Examine the material below. Gather every line in which the string "xlabel" appears.

-- START --

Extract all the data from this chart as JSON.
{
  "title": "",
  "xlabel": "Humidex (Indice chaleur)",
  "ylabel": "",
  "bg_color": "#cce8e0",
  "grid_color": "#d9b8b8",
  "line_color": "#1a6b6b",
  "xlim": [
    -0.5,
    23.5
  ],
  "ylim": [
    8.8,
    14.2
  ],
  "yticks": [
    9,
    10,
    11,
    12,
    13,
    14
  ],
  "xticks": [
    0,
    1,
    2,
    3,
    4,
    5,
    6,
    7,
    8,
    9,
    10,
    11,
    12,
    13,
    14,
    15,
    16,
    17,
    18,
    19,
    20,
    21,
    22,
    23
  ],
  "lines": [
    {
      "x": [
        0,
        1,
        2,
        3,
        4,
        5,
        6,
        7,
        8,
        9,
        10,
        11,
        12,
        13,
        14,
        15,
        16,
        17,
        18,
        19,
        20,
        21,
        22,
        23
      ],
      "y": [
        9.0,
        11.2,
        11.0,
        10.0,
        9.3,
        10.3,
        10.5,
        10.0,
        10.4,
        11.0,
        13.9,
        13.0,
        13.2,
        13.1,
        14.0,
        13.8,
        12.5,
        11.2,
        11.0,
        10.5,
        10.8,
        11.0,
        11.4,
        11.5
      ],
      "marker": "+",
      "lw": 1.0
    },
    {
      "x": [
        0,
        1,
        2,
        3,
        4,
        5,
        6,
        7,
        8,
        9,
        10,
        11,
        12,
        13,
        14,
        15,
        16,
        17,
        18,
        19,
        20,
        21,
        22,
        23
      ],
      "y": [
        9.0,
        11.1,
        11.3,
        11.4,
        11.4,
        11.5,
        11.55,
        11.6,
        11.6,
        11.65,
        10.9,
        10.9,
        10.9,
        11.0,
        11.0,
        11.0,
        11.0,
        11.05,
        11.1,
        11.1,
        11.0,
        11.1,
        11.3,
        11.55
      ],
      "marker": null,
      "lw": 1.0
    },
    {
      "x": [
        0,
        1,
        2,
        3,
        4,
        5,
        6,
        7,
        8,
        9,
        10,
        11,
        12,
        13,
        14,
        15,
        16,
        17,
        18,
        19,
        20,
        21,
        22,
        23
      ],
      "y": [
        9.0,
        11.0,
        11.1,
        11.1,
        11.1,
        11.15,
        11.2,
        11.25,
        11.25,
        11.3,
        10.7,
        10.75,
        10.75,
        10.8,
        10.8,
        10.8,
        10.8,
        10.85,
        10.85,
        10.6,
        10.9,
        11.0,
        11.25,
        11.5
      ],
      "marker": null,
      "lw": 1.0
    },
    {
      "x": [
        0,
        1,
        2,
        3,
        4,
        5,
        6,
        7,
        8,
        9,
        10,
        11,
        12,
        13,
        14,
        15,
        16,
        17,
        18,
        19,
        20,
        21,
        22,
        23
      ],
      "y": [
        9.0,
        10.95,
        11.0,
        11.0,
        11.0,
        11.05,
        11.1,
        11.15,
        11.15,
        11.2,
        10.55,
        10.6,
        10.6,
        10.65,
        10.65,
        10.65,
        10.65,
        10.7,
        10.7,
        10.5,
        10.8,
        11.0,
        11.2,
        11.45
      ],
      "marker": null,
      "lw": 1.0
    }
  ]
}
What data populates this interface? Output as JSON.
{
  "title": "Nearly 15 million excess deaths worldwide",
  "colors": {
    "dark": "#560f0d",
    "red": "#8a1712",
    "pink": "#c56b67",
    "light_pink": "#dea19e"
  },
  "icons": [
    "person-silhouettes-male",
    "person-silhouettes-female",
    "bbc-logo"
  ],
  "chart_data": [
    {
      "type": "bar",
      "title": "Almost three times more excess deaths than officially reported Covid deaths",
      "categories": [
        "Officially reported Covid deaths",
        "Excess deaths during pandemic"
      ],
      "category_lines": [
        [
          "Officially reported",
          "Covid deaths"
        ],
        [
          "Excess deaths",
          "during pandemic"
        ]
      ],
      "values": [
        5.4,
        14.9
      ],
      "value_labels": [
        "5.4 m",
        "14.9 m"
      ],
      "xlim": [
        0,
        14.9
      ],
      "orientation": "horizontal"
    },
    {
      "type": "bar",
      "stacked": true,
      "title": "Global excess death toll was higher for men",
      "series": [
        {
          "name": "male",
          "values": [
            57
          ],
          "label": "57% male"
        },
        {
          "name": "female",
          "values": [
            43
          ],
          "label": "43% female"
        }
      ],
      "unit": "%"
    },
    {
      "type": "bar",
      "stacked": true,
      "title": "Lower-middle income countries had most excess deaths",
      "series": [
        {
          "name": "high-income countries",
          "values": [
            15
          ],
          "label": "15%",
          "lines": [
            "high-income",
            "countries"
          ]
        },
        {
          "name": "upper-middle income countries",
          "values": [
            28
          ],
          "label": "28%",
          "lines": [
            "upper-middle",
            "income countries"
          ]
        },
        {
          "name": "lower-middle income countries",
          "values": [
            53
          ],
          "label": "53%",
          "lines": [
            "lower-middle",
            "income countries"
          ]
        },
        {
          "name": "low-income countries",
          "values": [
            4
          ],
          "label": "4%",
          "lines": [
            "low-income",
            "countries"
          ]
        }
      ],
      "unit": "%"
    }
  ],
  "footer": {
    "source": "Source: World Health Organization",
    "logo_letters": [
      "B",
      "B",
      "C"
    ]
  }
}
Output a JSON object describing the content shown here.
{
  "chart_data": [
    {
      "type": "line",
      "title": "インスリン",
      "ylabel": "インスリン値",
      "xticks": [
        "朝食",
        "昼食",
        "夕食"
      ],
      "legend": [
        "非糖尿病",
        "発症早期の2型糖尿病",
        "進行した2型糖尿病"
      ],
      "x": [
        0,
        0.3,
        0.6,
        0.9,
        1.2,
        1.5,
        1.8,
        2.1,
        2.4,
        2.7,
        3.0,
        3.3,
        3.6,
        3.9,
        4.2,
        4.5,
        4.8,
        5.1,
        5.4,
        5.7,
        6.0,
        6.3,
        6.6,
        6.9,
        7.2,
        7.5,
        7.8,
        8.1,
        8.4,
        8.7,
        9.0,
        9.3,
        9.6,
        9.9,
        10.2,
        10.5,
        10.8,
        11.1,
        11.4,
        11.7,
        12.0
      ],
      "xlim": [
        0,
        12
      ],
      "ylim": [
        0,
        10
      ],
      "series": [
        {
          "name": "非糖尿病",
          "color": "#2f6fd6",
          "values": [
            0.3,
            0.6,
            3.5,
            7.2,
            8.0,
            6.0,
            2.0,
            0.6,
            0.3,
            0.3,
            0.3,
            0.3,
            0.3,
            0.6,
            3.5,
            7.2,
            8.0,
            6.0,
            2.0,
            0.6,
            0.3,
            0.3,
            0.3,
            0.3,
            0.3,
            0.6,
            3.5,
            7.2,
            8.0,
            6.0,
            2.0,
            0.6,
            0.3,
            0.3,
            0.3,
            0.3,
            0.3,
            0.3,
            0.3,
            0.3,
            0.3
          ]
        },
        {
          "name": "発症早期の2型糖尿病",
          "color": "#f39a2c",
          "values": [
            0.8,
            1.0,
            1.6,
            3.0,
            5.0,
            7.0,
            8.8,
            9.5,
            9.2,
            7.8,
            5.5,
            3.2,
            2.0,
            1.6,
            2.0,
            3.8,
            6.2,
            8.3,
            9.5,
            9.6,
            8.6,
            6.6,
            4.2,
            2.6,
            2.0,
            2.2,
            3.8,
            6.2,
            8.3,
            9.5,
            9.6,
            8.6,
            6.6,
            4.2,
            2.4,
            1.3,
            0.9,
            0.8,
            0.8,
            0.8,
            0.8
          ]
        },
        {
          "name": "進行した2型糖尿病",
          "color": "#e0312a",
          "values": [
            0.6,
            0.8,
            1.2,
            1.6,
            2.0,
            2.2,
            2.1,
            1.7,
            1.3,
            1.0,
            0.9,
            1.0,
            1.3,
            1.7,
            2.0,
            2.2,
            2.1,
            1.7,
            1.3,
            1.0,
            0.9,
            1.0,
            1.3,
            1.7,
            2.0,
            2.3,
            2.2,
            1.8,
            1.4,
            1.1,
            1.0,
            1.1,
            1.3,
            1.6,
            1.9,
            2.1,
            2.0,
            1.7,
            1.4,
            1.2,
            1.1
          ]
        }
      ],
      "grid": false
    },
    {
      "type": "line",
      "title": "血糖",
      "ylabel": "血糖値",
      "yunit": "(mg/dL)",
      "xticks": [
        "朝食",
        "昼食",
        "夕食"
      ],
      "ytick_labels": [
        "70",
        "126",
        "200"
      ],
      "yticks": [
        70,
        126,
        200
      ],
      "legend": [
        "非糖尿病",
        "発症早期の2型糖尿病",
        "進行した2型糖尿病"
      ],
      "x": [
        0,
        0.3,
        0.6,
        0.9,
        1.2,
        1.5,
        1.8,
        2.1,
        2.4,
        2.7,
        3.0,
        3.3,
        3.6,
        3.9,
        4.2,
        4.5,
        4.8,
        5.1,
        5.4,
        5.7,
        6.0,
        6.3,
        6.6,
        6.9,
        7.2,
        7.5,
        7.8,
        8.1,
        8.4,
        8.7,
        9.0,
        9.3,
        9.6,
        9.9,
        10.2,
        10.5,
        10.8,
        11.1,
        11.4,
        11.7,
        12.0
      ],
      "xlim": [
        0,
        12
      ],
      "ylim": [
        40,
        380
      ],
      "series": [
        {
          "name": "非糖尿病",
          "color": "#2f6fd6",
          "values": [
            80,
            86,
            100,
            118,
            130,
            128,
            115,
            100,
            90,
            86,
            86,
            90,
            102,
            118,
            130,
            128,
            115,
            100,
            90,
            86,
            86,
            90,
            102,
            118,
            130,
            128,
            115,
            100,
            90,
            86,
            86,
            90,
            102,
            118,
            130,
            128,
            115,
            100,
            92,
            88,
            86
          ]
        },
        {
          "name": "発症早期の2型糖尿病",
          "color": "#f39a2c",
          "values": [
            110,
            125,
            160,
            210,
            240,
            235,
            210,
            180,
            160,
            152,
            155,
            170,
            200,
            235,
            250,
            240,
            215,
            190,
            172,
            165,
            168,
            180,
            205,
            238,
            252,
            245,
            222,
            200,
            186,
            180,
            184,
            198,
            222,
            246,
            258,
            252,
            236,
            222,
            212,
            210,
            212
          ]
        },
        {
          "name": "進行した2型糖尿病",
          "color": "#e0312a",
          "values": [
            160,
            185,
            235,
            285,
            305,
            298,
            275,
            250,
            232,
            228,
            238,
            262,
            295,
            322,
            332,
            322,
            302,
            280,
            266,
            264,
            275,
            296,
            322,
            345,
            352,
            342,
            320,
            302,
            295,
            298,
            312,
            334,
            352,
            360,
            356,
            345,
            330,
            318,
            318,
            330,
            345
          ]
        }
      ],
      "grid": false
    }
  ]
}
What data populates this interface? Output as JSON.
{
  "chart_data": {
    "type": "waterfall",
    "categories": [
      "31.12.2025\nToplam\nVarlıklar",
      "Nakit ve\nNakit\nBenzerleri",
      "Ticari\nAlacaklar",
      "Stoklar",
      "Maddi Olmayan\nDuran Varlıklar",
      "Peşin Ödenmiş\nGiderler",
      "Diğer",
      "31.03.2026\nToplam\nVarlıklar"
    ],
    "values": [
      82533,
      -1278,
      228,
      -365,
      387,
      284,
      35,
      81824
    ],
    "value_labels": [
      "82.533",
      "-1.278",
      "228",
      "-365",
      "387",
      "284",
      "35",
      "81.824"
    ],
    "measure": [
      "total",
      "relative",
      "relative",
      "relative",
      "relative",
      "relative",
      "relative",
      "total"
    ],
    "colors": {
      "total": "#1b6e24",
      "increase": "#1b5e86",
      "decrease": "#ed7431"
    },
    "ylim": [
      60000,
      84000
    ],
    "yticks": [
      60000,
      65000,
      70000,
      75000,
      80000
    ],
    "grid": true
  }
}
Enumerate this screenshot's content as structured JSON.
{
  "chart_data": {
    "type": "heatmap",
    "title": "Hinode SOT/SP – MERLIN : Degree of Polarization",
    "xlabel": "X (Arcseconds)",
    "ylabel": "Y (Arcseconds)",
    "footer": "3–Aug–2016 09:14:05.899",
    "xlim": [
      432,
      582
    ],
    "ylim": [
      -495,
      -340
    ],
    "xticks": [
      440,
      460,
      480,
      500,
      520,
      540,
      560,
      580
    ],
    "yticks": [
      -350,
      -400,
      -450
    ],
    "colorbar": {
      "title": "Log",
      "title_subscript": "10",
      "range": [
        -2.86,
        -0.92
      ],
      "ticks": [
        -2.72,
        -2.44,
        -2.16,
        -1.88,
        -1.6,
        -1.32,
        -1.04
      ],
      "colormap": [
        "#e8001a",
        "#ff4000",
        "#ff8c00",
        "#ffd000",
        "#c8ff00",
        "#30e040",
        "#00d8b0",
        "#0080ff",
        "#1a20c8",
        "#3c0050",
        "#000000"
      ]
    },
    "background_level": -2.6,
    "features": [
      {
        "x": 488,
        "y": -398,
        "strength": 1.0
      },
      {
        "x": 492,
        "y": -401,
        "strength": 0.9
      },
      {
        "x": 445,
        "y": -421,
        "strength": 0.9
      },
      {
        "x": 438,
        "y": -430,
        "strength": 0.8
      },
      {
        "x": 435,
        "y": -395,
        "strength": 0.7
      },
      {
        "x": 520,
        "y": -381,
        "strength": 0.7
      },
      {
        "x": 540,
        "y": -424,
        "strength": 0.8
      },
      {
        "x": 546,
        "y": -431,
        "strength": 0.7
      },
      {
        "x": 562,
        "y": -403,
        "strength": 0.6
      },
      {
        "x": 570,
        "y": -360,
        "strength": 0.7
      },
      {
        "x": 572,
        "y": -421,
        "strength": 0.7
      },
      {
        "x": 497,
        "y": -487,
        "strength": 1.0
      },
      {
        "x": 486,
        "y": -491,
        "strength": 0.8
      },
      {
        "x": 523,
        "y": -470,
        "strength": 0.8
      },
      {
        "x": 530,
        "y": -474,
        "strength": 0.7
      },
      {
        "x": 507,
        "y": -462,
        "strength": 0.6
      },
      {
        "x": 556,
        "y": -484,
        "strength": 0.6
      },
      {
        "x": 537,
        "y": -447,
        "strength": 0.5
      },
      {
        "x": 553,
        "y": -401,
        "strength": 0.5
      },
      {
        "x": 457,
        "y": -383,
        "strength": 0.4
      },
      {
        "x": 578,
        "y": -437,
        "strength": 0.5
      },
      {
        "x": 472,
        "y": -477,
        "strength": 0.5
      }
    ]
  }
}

-- END --

*Task result*
  "xlabel": "Humidex (Indice chaleur)",
    "xlabel": "X (Arcseconds)",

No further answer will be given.